## Objective:
Print the entries that appear below, exactly as written and without their pictures.

[Stored data entries]
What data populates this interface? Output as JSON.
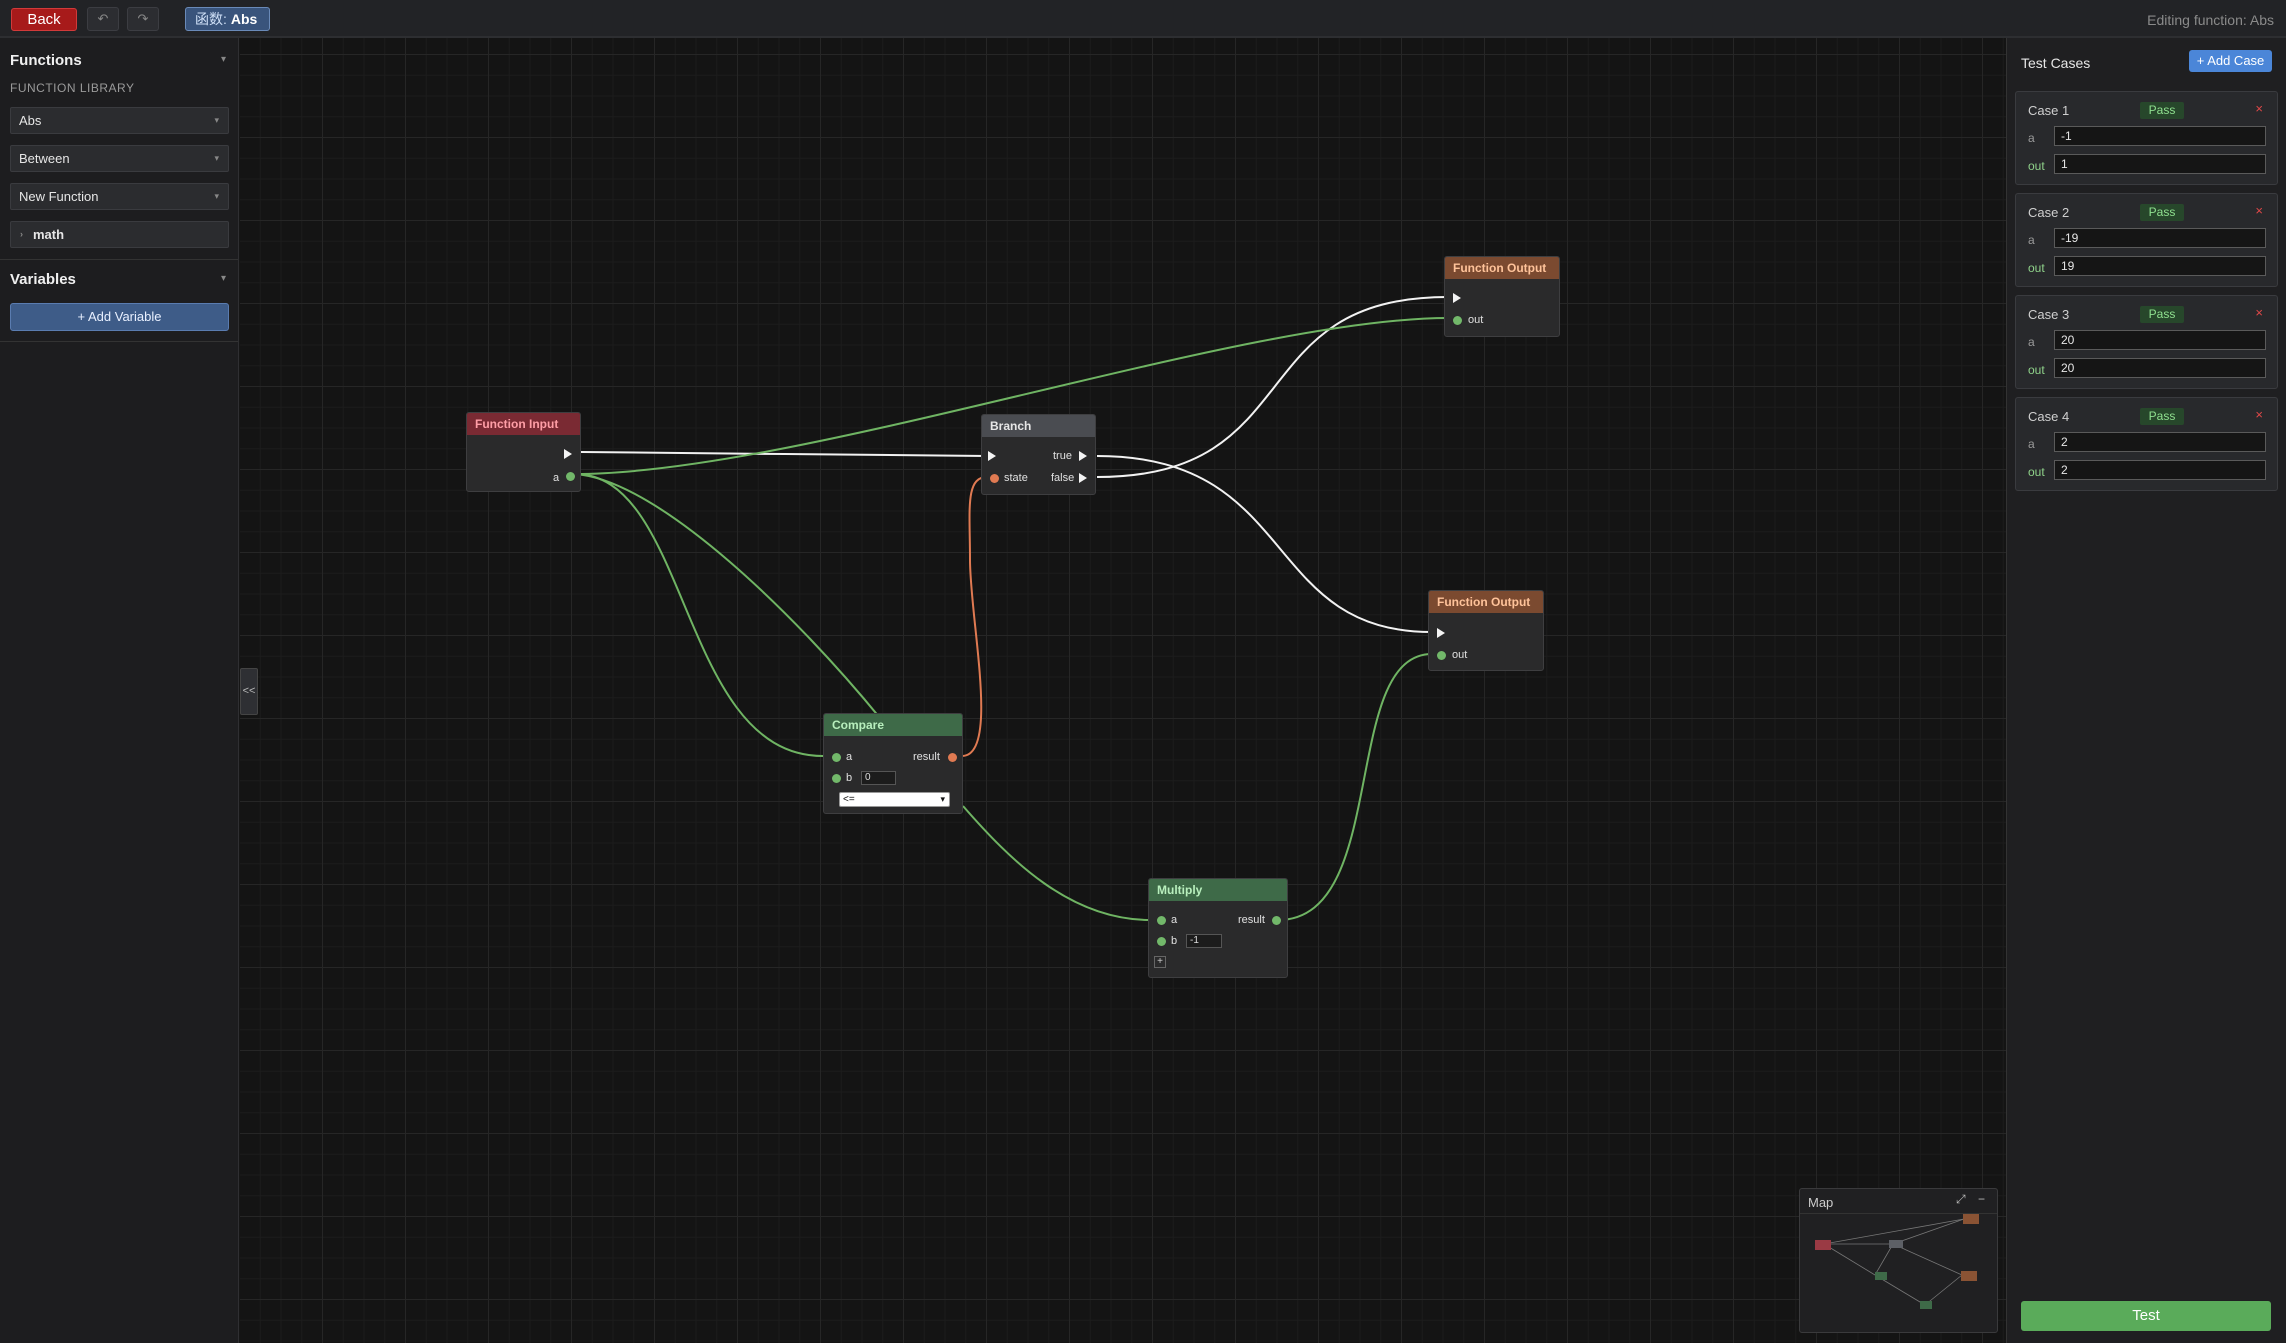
{
  "topbar": {
    "back_label": "Back",
    "undo_icon": "undo-icon",
    "redo_icon": "redo-icon",
    "chip_prefix": "函数:",
    "chip_name": "Abs",
    "editing_status": "Editing function: Abs"
  },
  "sidebar": {
    "functions_heading": "Functions",
    "library_label": "FUNCTION LIBRARY",
    "items": [
      {
        "label": "Abs"
      },
      {
        "label": "Between"
      },
      {
        "label": "New Function"
      }
    ],
    "folder": {
      "label": "math"
    },
    "variables_heading": "Variables",
    "add_variable_label": "+ Add Variable",
    "collapse_label": "<<"
  },
  "nodes": {
    "function_input": {
      "title": "Function Input",
      "pin_a": "a"
    },
    "branch": {
      "title": "Branch",
      "pin_state": "state",
      "pin_true": "true",
      "pin_false": "false"
    },
    "compare": {
      "title": "Compare",
      "pin_a": "a",
      "pin_b": "b",
      "b_value": "0",
      "pin_result": "result",
      "operator": "<="
    },
    "multiply": {
      "title": "Multiply",
      "pin_a": "a",
      "pin_b": "b",
      "b_value": "-1",
      "pin_result": "result",
      "add_pin": "+"
    },
    "output_top": {
      "title": "Function Output",
      "pin_out": "out"
    },
    "output_bottom": {
      "title": "Function Output",
      "pin_out": "out"
    }
  },
  "test_cases": {
    "title": "Test Cases",
    "add_label": "+ Add Case",
    "close_glyph": "×",
    "cases": [
      {
        "name": "Case 1",
        "status": "Pass",
        "a_label": "a",
        "a_value": "-1",
        "out_label": "out",
        "out_value": "1"
      },
      {
        "name": "Case 2",
        "status": "Pass",
        "a_label": "a",
        "a_value": "-19",
        "out_label": "out",
        "out_value": "19"
      },
      {
        "name": "Case 3",
        "status": "Pass",
        "a_label": "a",
        "a_value": "20",
        "out_label": "out",
        "out_value": "20"
      },
      {
        "name": "Case 4",
        "status": "Pass",
        "a_label": "a",
        "a_value": "2",
        "out_label": "out",
        "out_value": "2"
      }
    ],
    "test_label": "Test"
  },
  "minimap": {
    "title": "Map",
    "expand_glyph": "⤢",
    "minimize_glyph": "−"
  },
  "colors": {
    "exec_wire": "#f2f2f2",
    "data_wire": "#6fb463",
    "bool_wire": "#e07a52",
    "pass_text": "#8fe08f",
    "back_button": "#a71a1a",
    "accent_blue": "#4b86d8"
  }
}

## Reply to the exercise:
What data populates this interface? Output as JSON.
{
  "topbar": {
    "back_label": "Back",
    "undo_icon": "undo-icon",
    "redo_icon": "redo-icon",
    "chip_prefix": "函数:",
    "chip_name": "Abs",
    "editing_status": "Editing function: Abs"
  },
  "sidebar": {
    "functions_heading": "Functions",
    "library_label": "FUNCTION LIBRARY",
    "items": [
      {
        "label": "Abs"
      },
      {
        "label": "Between"
      },
      {
        "label": "New Function"
      }
    ],
    "folder": {
      "label": "math"
    },
    "variables_heading": "Variables",
    "add_variable_label": "+ Add Variable",
    "collapse_label": "<<"
  },
  "nodes": {
    "function_input": {
      "title": "Function Input",
      "pin_a": "a"
    },
    "branch": {
      "title": "Branch",
      "pin_state": "state",
      "pin_true": "true",
      "pin_false": "false"
    },
    "compare": {
      "title": "Compare",
      "pin_a": "a",
      "pin_b": "b",
      "b_value": "0",
      "pin_result": "result",
      "operator": "<="
    },
    "multiply": {
      "title": "Multiply",
      "pin_a": "a",
      "pin_b": "b",
      "b_value": "-1",
      "pin_result": "result",
      "add_pin": "+"
    },
    "output_top": {
      "title": "Function Output",
      "pin_out": "out"
    },
    "output_bottom": {
      "title": "Function Output",
      "pin_out": "out"
    }
  },
  "test_cases": {
    "title": "Test Cases",
    "add_label": "+ Add Case",
    "close_glyph": "×",
    "cases": [
      {
        "name": "Case 1",
        "status": "Pass",
        "a_label": "a",
        "a_value": "-1",
        "out_label": "out",
        "out_value": "1"
      },
      {
        "name": "Case 2",
        "status": "Pass",
        "a_label": "a",
        "a_value": "-19",
        "out_label": "out",
        "out_value": "19"
      },
      {
        "name": "Case 3",
        "status": "Pass",
        "a_label": "a",
        "a_value": "20",
        "out_label": "out",
        "out_value": "20"
      },
      {
        "name": "Case 4",
        "status": "Pass",
        "a_label": "a",
        "a_value": "2",
        "out_label": "out",
        "out_value": "2"
      }
    ],
    "test_label": "Test"
  },
  "minimap": {
    "title": "Map",
    "expand_glyph": "⤢",
    "minimize_glyph": "−"
  },
  "colors": {
    "exec_wire": "#f2f2f2",
    "data_wire": "#6fb463",
    "bool_wire": "#e07a52",
    "pass_text": "#8fe08f",
    "back_button": "#a71a1a",
    "accent_blue": "#4b86d8"
  }
}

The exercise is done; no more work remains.